EXERCISE BRIEF:
Pictures within the data are to be left out; everything else must be reproduced exactly.

TASK INPUTS:
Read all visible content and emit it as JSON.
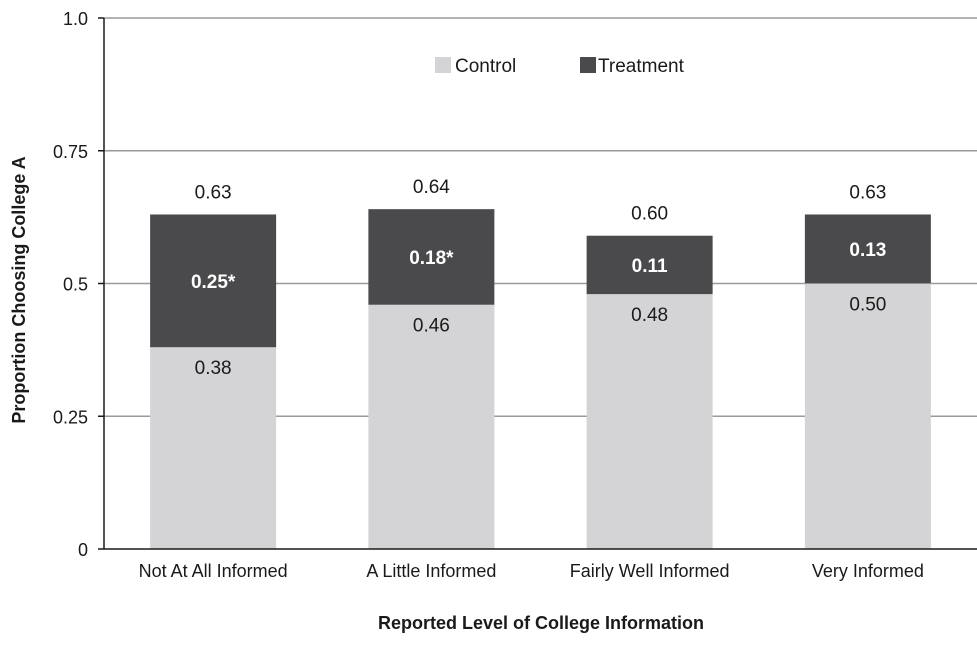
{
  "chart_data": {
    "type": "bar",
    "stacked": true,
    "categories": [
      "Not At All Informed",
      "A Little Informed",
      "Fairly Well Informed",
      "Very Informed"
    ],
    "series": [
      {
        "name": "Control",
        "values": [
          0.38,
          0.46,
          0.48,
          0.5
        ],
        "labels": [
          "0.38",
          "0.46",
          "0.48",
          "0.50"
        ],
        "color": "#d4d4d6"
      },
      {
        "name": "Treatment",
        "values": [
          0.25,
          0.18,
          0.11,
          0.13
        ],
        "labels": [
          "0.25*",
          "0.18*",
          "0.11",
          "0.13"
        ],
        "color": "#4a4a4c"
      }
    ],
    "totals": [
      "0.63",
      "0.64",
      "0.60",
      "0.63"
    ],
    "xlabel": "Reported Level of College Information",
    "ylabel": "Proportion Choosing College A",
    "ylim": [
      0,
      1.0
    ],
    "yticks": [
      0,
      0.25,
      0.5,
      0.75,
      1.0
    ],
    "ytick_labels": [
      "0",
      "0.25",
      "0.5",
      "0.75",
      "1.0"
    ],
    "grid": true,
    "legend_position": "top-center",
    "gridline_color": "#9a9a9a"
  }
}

PROBLEM SOLUTION:
Read all visible content and emit it as JSON.
{
  "chart_data": {
    "type": "bar",
    "stacked": true,
    "categories": [
      "Not At All Informed",
      "A Little Informed",
      "Fairly Well Informed",
      "Very Informed"
    ],
    "series": [
      {
        "name": "Control",
        "values": [
          0.38,
          0.46,
          0.48,
          0.5
        ],
        "labels": [
          "0.38",
          "0.46",
          "0.48",
          "0.50"
        ],
        "color": "#d4d4d6"
      },
      {
        "name": "Treatment",
        "values": [
          0.25,
          0.18,
          0.11,
          0.13
        ],
        "labels": [
          "0.25*",
          "0.18*",
          "0.11",
          "0.13"
        ],
        "color": "#4a4a4c"
      }
    ],
    "totals": [
      "0.63",
      "0.64",
      "0.60",
      "0.63"
    ],
    "xlabel": "Reported Level of College Information",
    "ylabel": "Proportion Choosing College A",
    "ylim": [
      0,
      1.0
    ],
    "yticks": [
      0,
      0.25,
      0.5,
      0.75,
      1.0
    ],
    "ytick_labels": [
      "0",
      "0.25",
      "0.5",
      "0.75",
      "1.0"
    ],
    "grid": true,
    "legend_position": "top-center",
    "gridline_color": "#9a9a9a"
  }
}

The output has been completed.